• [Data section]:
───

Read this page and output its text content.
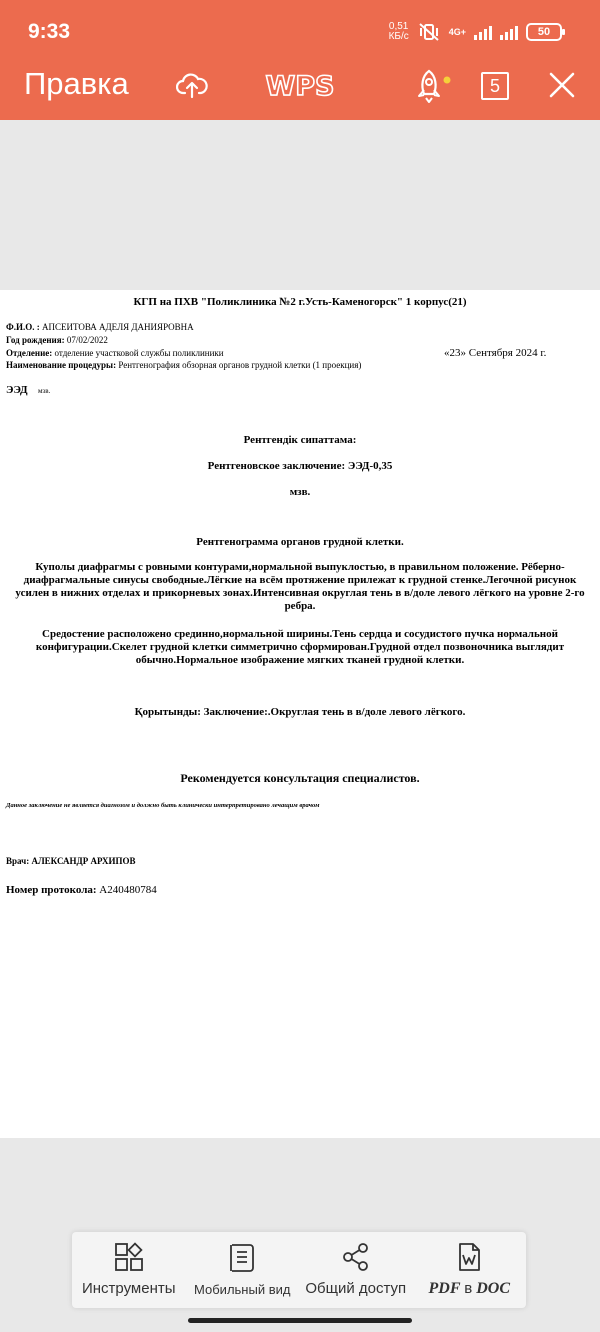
9:33	0,51
КБ/с	4G+	50
Правка	WPS	5
КГП на ПХВ "Поликлиника №2 г.Усть-Каменогорск" 1 корпус(21)
Ф.И.О. : АПСЕИТОВА АДЕЛЯ ДАНИЯРОВНА
Год рождения: 07/02/2022
Отделение: отделение участковой службы поликлиники	«23» Сентября 2024 г.
Наименование процедуры: Рентгенография обзорная органов грудной клетки (1 проекция)
ЭЭД мзв.
Рентгендік сипаттама:
Рентгеновское заключение: ЭЭД-0,35
мзв.
Рентгенограмма органов грудной клетки.
Куполы диафрагмы с ровными контурами,нормальной выпуклостью, в правильном положение. Рёберно-диафрагмальные синусы свободные.Лёгкие на всём протяжение прилежат к грудной стенке.Легочной рисунок усилен в нижних отделах и прикорневых зонах.Интенсивная округлая тень в в/доле левого лёгкого на уровне 2-го ребра.
Средостение расположено срединно,нормальной ширины.Тень сердца и сосудистого пучка нормальной конфигурации.Скелет грудной клетки симметрично сформирован.Грудной отдел позвоночника выглядит обычно.Нормальное изображение мягких тканей грудной клетки.
Қорытынды: Заключение:.Округлая тень в в/доле левого лёгкого.
Рекомендуется консультация специалистов.
Данное заключение не является диагнозом и должно быть клинически интерпретировано лечащим врачом
Врач: АЛЕКСАНДР АРХИПОВ
Номер протокола: А240480784
Инструменты Мобильный вид Общий доступ PDF в DOC
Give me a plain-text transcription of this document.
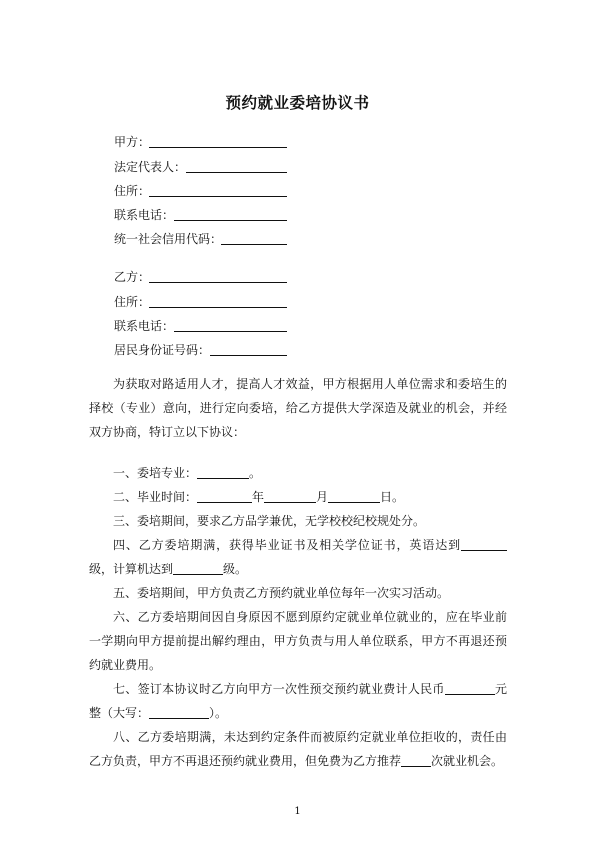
预约就业委培协议书
甲方：
法定代表人：
住所：
联系电话：
统一社会信用代码：
乙方：
住所：
联系电话：
居民身份证号码：

为获取对路适用人才，提高人才效益，甲方根据用人单位需求和委培生的择校（专业）意向，进行定向委培，给乙方提供大学深造及就业的机会，并经双方协商，特订立以下协议：

一、委培专业：	。

二、毕业时间：	年	月	日。

三、委培期间，要求乙方品学兼优，无学校校纪校规处分。

四、乙方委培期满，获得毕业证书及相关学位证书，英语达到级，计算机达到	级。

五、委培期间，甲方负责乙方预约就业单位每年一次实习活动。

六、乙方委培期间因自身原因不愿到原约定就业单位就业的，应在毕业前一学期向甲方提前提出解约理由，甲方负责与用人单位联系，甲方不再退还预约就业费用。

七、签订本协议时乙方向甲方一次性预交预约就业费计人民币	元整（大写：	）。

八、乙方委培期满，未达到约定条件而被原约定就业单位拒收的，责任由乙方负责，甲方不再退还预约就业费用，但免费为乙方推荐	次就业机会。

1
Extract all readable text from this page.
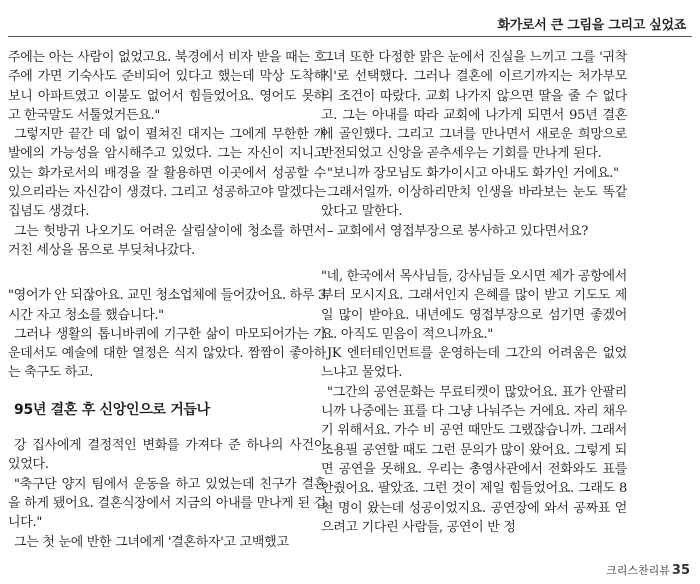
화가로서 큰 그림을 그리고 싶었죠

주에는 아는 사람이 없었고요. 북경에서 비자 받을 때는 호주에 가면 기숙사도 준비되어 있다고 했는데 막상 도착해보니 아파트였고 이불도 없어서 힘들었어요. 영어도 못하고 한국말도 서툴었거든요."

그렇지만 끝간 데 없이 펼쳐진 대지는 그에게 무한한 개발에의 가능성을 암시해주고 있었다. 그는 자신이 지니고 있는 화가로서의 배경을 잘 활용하면 이곳에서 성공할 수 있으리라는 자신감이 생겼다. 그리고 성공하고야 말겠다는 집념도 생겼다.

그는 헛방귀 나오기도 어려운 살림살이에 청소를 하면서 거친 세상을 몸으로 부딪쳐나갔다.

"영어가 안 되잖아요. 교민 청소업체에 들어갔어요. 하루 3시간 자고 청소를 했습니다."

그러나 생활의 톱니바퀴에 기구한 삶이 마모되어가는 가운데서도 예술에 대한 열정은 식지 않았다. 짬짬이 좋아하는 축구도 하고.

95년 결혼 후 신앙인으로 거듭나

강 집사에게 결정적인 변화를 가져다 준 하나의 사건이 있었다.

"축구단 양지 팀에서 운동을 하고 있었는데 친구가 결혼을 하게 됐어요. 결혼식장에서 지금의 아내를 만나게 된 겁니다."

그는 첫 눈에 반한 그녀에게 '결혼하자'고 고백했고

그녀 또한 다정한 맑은 눈에서 진실을 느끼고 그를 '귀착지'로 선택했다. 그러나 결혼에 이르기까지는 처가부모의 조건이 따랐다. 교회 나가지 않으면 딸을 줄 수 없다고. 그는 아내를 따라 교회에 나가게 되면서 95년 결혼에 골인했다. 그리고 그녀를 만나면서 새로운 희망으로 반전되었고 신앙을 곧추세우는 기회를 만나게 된다.

"보니까 장모님도 화가이시고 아내도 화가인 거에요."

그래서일까. 이상하리만치 인생을 바라보는 눈도 똑같았다고 말한다.

– 교회에서 영접부장으로 봉사하고 있다면서요?

"네, 한국에서 목사님들, 강사님들 오시면 제가 공항에서부터 모시지요. 그래서인지 은혜를 많이 받고 기도도 제일 많이 받아요. 내년에도 영접부장으로 섬기면 좋겠어요. 아직도 믿음이 적으니까요."

JK 엔터테인먼트를 운영하는데 그간의 어려움은 없었느냐고 물었다.

"그간의 공연문화는 무료티켓이 많았어요. 표가 안팔리니까 나중에는 표를 다 그냥 나눠주는 거에요. 자리 채우기 위해서요. 가수 비 공연 때만도 그랬잖습니까. 그래서 조용필 공연할 때도 그런 문의가 많이 왔어요. 그렇게 되면 공연을 못해요. 우리는 총영사관에서 전화와도 표를 안줬어요. 팔았죠. 그런 것이 제일 힘들었어요. 그래도 8천 명이 왔는데 성공이었지요. 공연장에 와서 공짜표 얻으려고 기다린 사람들, 공연이 반 정

크리스찬리뷰 35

───

• [Set task]:
Transcribe all the data word for word; the images stay out.

• [Written solution]:
Read this page and output its text content.
9:33	0,51
КБ/с	4G+	50
Правка	WPS	5
КГП на ПХВ "Поликлиника №2 г.Усть-Каменогорск" 1 корпус(21)
Ф.И.О. : АПСЕИТОВА АДЕЛЯ ДАНИЯРОВНА
Год рождения: 07/02/2022
Отделение: отделение участковой службы поликлиники	«23» Сентября 2024 г.
Наименование процедуры: Рентгенография обзорная органов грудной клетки (1 проекция)
ЭЭД мзв.
Рентгендік сипаттама:
Рентгеновское заключение: ЭЭД-0,35
мзв.
Рентгенограмма органов грудной клетки.
Куполы диафрагмы с ровными контурами,нормальной выпуклостью, в правильном положение. Рёберно-диафрагмальные синусы свободные.Лёгкие на всём протяжение прилежат к грудной стенке.Легочной рисунок усилен в нижних отделах и прикорневых зонах.Интенсивная округлая тень в в/доле левого лёгкого на уровне 2-го ребра.
Средостение расположено срединно,нормальной ширины.Тень сердца и сосудистого пучка нормальной конфигурации.Скелет грудной клетки симметрично сформирован.Грудной отдел позвоночника выглядит обычно.Нормальное изображение мягких тканей грудной клетки.
Қорытынды: Заключение:.Округлая тень в в/доле левого лёгкого.
Рекомендуется консультация специалистов.
Данное заключение не является диагнозом и должно быть клинически интерпретировано лечащим врачом
Врач: АЛЕКСАНДР АРХИПОВ
Номер протокола: А240480784
Инструменты Мобильный вид Общий доступ PDF в DOC
Give me a plain-text transcription of this document.
预约就业委培协议书
甲方：
法定代表人：
住所：
联系电话：
统一社会信用代码：
乙方：
住所：
联系电话：
居民身份证号码：

为获取对路适用人才，提高人才效益，甲方根据用人单位需求和委培生的择校（专业）意向，进行定向委培，给乙方提供大学深造及就业的机会，并经双方协商，特订立以下协议：

一、委培专业：	。

二、毕业时间：	年	月	日。

三、委培期间，要求乙方品学兼优，无学校校纪校规处分。

四、乙方委培期满，获得毕业证书及相关学位证书，英语达到级，计算机达到	级。

五、委培期间，甲方负责乙方预约就业单位每年一次实习活动。

六、乙方委培期间因自身原因不愿到原约定就业单位就业的，应在毕业前一学期向甲方提前提出解约理由，甲方负责与用人单位联系，甲方不再退还预约就业费用。

七、签订本协议时乙方向甲方一次性预交预约就业费计人民币	元整（大写：	）。

八、乙方委培期满，未达到约定条件而被原约定就业单位拒收的，责任由乙方负责，甲方不再退还预约就业费用，但免费为乙方推荐	次就业机会。

1
Extract all readable text from this page.
화가로서 큰 그림을 그리고 싶었죠

주에는 아는 사람이 없었고요. 북경에서 비자 받을 때는 호주에 가면 기숙사도 준비되어 있다고 했는데 막상 도착해보니 아파트였고 이불도 없어서 힘들었어요. 영어도 못하고 한국말도 서툴었거든요."

그렇지만 끝간 데 없이 펼쳐진 대지는 그에게 무한한 개발에의 가능성을 암시해주고 있었다. 그는 자신이 지니고 있는 화가로서의 배경을 잘 활용하면 이곳에서 성공할 수 있으리라는 자신감이 생겼다. 그리고 성공하고야 말겠다는 집념도 생겼다.

그는 헛방귀 나오기도 어려운 살림살이에 청소를 하면서 거친 세상을 몸으로 부딪쳐나갔다.

"영어가 안 되잖아요. 교민 청소업체에 들어갔어요. 하루 3시간 자고 청소를 했습니다."

그러나 생활의 톱니바퀴에 기구한 삶이 마모되어가는 가운데서도 예술에 대한 열정은 식지 않았다. 짬짬이 좋아하는 축구도 하고.

95년 결혼 후 신앙인으로 거듭나

강 집사에게 결정적인 변화를 가져다 준 하나의 사건이 있었다.

"축구단 양지 팀에서 운동을 하고 있었는데 친구가 결혼을 하게 됐어요. 결혼식장에서 지금의 아내를 만나게 된 겁니다."

그는 첫 눈에 반한 그녀에게 '결혼하자'고 고백했고

그녀 또한 다정한 맑은 눈에서 진실을 느끼고 그를 '귀착지'로 선택했다. 그러나 결혼에 이르기까지는 처가부모의 조건이 따랐다. 교회 나가지 않으면 딸을 줄 수 없다고. 그는 아내를 따라 교회에 나가게 되면서 95년 결혼에 골인했다. 그리고 그녀를 만나면서 새로운 희망으로 반전되었고 신앙을 곧추세우는 기회를 만나게 된다.

"보니까 장모님도 화가이시고 아내도 화가인 거에요."

그래서일까. 이상하리만치 인생을 바라보는 눈도 똑같았다고 말한다.

– 교회에서 영접부장으로 봉사하고 있다면서요?

"네, 한국에서 목사님들, 강사님들 오시면 제가 공항에서부터 모시지요. 그래서인지 은혜를 많이 받고 기도도 제일 많이 받아요. 내년에도 영접부장으로 섬기면 좋겠어요. 아직도 믿음이 적으니까요."

JK 엔터테인먼트를 운영하는데 그간의 어려움은 없었느냐고 물었다.

"그간의 공연문화는 무료티켓이 많았어요. 표가 안팔리니까 나중에는 표를 다 그냥 나눠주는 거에요. 자리 채우기 위해서요. 가수 비 공연 때만도 그랬잖습니까. 그래서 조용필 공연할 때도 그런 문의가 많이 왔어요. 그렇게 되면 공연을 못해요. 우리는 총영사관에서 전화와도 표를 안줬어요. 팔았죠. 그런 것이 제일 힘들었어요. 그래도 8천 명이 왔는데 성공이었지요. 공연장에 와서 공짜표 얻으려고 기다린 사람들, 공연이 반 정

크리스찬리뷰 35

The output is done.